### STATED EXERCISE
Answer these from the habeas court entry below:
(a) Which prison disciplinary proceeding does the petition challenge?
(b) How much advance written notice of the charge does the due process requirement call for?
(c) What offense did the Report of Conduct charge Mr. Wagoner with?

### PAGE EXCERPT
★ ★ ★ ★ ★

United States District Court, S.D. Indiana, Indianapolis Division

February 5, 2019

BRADLEY WAGONER, Petitioner,
v.
WENDY KNIGHT Warden, Correctional Industrial Facility, Respondent.

          ENTRY GRANTING PETITION FOR WRIT OF HABEAS CORPUS AND DIRECTING ENTRY OF FINAL JUDGMENT

          SARAH EVANS BARKER, JUDGE United States District Court

         The petition of Bradley Wagoner for a writ of habeas corpus challenges a prison disciplinary proceeding identified as CIC 17-11-0261. For the reasons explained in this Entry, Mr. Wagoner's habeas petition must be granted.

         A. Overview

         Prisoners in Indiana custody may not be deprived of good-time credits or of credit-earning class without due process. Ellison v. Zatecky, 820 F.3d 271, 274 (7th Cir. 2016); Scruggs v. Jordan, 485 F.3d 934, 939 (7th Cir. 2007); see also Rhoiney v. Neal, 723 Fed.Appx. 347, 348 (7th Cir. 2018). The due process requirement is satisfied with: 1) the issuance of at least 24 hours advance written notice of the charge; 2) a limited opportunity to call witnesses and present evidence to an impartial decision-maker; 3) a written statement articulating the reasons for the disciplinary action and the evidence justifying it; and 4) “some evidence in the record” to support the finding of guilt. Superintendent, Mass. Corr. Inst. v. Hill, 472 U.S. 445, 454 (1985); see also Wolff v. McDonnell, 418 U.S. 539, 563-67 (1974); Jones v. Cross, 637 F.3d 841, 845 (7th Cir. 2011) (same for federal inmates).

         B. The Disciplinary Proceeding

         On November 16, 2017, Investigator S. Runyan wrote a Report of Conduct that charged Mr. Wagoner with Class B offense 215, Unauthorized Possession of Property. Dkt. 7-1. The Conduct Report states:

On 11/16/2017 at 6:00am I S. Runyan was doing an inventorying of offender Wagoner, Bradley 966321 31L-3AS property. During that inventory I discovered offender Wagoner had more than the allowable amount of commissary. All commissary was taken to DHB. This makes offender Wagoner in code violation of a code 215 Unauthorized Possession of Property.

★ ★ ★ ★ ★

### STORED ROWS
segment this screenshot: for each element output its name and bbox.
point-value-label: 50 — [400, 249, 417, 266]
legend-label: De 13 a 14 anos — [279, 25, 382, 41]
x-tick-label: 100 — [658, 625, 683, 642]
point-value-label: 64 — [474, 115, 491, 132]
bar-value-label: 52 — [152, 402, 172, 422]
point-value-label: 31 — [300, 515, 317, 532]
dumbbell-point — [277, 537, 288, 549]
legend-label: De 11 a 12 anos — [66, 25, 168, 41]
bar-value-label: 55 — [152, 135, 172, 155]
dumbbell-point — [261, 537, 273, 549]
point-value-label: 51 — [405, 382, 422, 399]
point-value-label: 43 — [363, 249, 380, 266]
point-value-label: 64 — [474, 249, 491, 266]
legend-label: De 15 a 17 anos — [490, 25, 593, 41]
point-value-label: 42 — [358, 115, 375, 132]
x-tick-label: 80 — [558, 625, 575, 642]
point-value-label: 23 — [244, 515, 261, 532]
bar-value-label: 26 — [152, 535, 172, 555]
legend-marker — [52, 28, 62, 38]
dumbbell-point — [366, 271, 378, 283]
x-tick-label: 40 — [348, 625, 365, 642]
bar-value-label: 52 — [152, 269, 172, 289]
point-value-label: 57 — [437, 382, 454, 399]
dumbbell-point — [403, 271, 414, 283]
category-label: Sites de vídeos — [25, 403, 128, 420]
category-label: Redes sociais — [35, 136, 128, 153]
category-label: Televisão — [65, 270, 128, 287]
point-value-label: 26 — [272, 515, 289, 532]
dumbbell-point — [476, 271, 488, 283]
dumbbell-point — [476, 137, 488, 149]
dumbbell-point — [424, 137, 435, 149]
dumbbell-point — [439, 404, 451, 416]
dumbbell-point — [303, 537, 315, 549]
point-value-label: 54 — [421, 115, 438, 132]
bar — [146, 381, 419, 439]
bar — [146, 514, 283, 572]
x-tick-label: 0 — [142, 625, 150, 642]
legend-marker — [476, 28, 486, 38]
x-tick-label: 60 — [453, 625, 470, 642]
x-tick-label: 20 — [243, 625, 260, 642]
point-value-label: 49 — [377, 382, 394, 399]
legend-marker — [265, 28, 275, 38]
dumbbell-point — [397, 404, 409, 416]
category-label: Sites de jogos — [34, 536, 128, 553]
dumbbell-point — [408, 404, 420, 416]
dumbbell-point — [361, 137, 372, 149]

★ ★ ★ ★ ★

### WRITTEN ANSWER
(a) CIC 17-11-0261
(b) At least 24 hours
(c) Class B offense 215, Unauthorized Possession of Property